Aim of the exercise |
Tally each line where the word "ylabel" occurs, then give only the total.

Items from a data source
** start **
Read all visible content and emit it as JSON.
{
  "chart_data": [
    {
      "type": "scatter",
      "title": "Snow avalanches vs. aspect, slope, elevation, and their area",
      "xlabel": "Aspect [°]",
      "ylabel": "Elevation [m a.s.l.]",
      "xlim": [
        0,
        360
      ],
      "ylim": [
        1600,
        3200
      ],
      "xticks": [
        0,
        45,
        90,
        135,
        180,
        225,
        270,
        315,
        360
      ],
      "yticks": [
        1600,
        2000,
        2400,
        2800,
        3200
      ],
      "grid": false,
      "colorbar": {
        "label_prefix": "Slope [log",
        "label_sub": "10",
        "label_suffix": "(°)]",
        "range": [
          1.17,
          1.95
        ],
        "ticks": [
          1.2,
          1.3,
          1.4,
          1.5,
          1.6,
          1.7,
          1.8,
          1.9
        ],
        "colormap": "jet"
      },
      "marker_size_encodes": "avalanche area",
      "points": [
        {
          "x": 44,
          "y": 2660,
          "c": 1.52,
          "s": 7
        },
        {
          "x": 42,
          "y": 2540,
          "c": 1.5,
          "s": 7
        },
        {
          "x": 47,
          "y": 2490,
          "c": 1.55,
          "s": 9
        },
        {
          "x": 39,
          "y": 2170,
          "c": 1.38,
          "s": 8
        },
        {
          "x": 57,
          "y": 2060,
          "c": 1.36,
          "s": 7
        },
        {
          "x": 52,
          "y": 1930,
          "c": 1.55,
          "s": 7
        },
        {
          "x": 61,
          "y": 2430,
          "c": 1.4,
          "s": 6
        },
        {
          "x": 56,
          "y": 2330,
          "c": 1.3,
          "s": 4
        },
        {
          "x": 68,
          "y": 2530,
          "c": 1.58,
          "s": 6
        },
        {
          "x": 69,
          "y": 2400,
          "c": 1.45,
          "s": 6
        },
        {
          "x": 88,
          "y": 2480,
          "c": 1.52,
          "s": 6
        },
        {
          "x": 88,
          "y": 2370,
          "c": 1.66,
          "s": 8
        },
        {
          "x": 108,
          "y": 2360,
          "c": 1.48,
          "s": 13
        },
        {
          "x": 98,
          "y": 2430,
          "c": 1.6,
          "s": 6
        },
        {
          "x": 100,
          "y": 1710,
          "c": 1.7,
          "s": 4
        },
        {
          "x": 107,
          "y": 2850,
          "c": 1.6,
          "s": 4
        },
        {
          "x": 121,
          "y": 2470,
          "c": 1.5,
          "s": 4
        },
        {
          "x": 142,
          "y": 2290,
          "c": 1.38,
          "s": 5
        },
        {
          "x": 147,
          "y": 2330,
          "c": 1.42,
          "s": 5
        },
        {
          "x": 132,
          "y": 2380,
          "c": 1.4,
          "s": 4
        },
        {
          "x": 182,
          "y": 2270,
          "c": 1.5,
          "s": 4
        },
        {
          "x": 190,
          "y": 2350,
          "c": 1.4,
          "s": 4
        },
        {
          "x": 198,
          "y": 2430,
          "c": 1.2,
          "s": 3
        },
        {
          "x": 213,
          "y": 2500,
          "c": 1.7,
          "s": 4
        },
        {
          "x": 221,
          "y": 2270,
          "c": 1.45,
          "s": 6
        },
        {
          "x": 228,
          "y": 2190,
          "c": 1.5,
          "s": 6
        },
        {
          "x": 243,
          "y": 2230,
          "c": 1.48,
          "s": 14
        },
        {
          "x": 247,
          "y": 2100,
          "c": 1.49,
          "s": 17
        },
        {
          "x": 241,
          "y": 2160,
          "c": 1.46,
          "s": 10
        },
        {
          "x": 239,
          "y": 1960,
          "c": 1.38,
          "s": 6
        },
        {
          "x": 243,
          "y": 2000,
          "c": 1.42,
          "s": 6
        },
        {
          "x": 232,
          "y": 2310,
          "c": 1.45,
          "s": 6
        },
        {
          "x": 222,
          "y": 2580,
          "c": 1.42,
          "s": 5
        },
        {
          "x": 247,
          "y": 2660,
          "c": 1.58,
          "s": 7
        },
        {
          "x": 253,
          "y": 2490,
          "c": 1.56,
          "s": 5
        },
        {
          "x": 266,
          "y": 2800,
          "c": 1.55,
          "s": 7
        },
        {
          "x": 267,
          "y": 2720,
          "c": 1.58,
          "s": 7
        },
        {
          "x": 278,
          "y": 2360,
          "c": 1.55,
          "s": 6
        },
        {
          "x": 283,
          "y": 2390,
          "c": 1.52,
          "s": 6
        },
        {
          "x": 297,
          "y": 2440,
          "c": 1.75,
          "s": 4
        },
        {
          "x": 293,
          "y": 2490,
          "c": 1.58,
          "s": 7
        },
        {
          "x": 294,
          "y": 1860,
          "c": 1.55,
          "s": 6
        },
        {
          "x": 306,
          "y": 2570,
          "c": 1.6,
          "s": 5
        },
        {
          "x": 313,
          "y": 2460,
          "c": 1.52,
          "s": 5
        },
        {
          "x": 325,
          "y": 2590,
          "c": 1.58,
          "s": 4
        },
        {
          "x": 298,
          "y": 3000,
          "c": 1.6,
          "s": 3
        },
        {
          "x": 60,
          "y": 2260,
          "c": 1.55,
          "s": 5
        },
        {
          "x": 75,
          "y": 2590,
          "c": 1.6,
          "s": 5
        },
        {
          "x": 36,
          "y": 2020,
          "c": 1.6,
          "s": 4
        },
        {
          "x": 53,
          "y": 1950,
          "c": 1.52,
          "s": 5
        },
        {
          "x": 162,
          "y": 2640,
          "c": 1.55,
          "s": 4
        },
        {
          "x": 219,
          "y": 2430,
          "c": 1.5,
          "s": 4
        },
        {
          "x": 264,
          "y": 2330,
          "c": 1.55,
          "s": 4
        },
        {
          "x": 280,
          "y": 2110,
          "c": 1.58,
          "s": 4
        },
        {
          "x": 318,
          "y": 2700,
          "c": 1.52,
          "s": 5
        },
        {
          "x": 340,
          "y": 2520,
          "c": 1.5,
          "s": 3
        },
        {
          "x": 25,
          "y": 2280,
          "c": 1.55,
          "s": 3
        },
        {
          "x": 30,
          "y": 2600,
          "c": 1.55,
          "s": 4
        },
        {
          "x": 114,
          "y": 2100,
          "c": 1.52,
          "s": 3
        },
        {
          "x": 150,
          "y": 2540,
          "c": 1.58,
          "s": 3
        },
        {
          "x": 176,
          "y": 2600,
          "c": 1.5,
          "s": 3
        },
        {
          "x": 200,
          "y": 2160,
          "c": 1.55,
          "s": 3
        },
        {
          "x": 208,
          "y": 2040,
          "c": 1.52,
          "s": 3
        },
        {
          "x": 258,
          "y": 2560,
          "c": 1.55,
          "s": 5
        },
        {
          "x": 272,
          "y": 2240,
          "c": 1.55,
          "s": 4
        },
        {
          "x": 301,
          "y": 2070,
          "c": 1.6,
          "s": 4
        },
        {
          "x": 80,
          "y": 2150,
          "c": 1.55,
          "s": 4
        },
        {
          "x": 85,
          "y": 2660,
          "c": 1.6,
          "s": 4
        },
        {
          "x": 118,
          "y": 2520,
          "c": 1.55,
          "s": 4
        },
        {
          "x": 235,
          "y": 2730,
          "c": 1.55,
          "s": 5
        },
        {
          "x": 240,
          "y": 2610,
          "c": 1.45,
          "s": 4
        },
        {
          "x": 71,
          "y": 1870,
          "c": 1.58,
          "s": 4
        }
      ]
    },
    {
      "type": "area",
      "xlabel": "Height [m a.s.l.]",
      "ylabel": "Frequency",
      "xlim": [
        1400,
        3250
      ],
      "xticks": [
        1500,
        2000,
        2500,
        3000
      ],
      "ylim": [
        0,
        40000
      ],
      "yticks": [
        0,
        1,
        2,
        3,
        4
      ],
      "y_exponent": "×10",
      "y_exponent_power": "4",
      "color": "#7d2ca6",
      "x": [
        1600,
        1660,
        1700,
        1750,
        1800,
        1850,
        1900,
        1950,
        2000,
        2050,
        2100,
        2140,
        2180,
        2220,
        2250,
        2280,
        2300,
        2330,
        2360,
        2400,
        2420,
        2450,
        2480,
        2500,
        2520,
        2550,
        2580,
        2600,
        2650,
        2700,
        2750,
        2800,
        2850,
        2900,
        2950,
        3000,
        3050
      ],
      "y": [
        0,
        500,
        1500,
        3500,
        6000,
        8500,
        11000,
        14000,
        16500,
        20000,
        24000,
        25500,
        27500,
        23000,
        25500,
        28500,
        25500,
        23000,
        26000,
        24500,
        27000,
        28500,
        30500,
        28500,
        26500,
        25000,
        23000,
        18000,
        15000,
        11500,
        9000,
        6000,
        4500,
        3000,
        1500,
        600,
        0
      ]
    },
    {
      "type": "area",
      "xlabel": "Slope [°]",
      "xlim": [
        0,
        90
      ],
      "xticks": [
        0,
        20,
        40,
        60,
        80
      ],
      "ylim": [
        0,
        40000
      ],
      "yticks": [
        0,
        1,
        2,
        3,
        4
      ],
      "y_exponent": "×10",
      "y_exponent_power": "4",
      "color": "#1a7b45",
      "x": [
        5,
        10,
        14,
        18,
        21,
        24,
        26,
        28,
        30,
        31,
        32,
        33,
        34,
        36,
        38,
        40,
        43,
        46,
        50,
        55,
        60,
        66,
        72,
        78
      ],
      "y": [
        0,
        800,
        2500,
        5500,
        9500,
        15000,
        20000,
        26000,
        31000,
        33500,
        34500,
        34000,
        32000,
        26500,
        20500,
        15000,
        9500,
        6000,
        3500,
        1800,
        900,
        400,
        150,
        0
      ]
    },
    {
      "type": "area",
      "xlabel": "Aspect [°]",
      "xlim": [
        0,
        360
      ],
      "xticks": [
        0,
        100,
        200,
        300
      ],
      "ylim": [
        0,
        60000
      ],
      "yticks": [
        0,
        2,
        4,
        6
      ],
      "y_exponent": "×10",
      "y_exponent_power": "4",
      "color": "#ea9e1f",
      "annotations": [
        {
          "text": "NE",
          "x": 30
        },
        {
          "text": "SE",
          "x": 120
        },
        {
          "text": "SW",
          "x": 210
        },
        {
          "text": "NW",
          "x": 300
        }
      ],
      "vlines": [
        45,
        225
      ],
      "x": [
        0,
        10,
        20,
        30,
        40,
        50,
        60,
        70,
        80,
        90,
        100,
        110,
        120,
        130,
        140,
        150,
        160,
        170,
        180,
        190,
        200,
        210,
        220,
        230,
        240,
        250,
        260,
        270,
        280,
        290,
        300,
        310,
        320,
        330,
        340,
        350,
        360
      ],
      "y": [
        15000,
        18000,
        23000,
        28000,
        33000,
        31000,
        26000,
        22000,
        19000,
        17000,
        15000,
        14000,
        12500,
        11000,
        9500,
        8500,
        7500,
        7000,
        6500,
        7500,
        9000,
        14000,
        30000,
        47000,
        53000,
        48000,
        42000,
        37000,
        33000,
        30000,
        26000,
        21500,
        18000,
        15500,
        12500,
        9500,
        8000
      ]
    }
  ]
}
** end **
Exercise solution |
2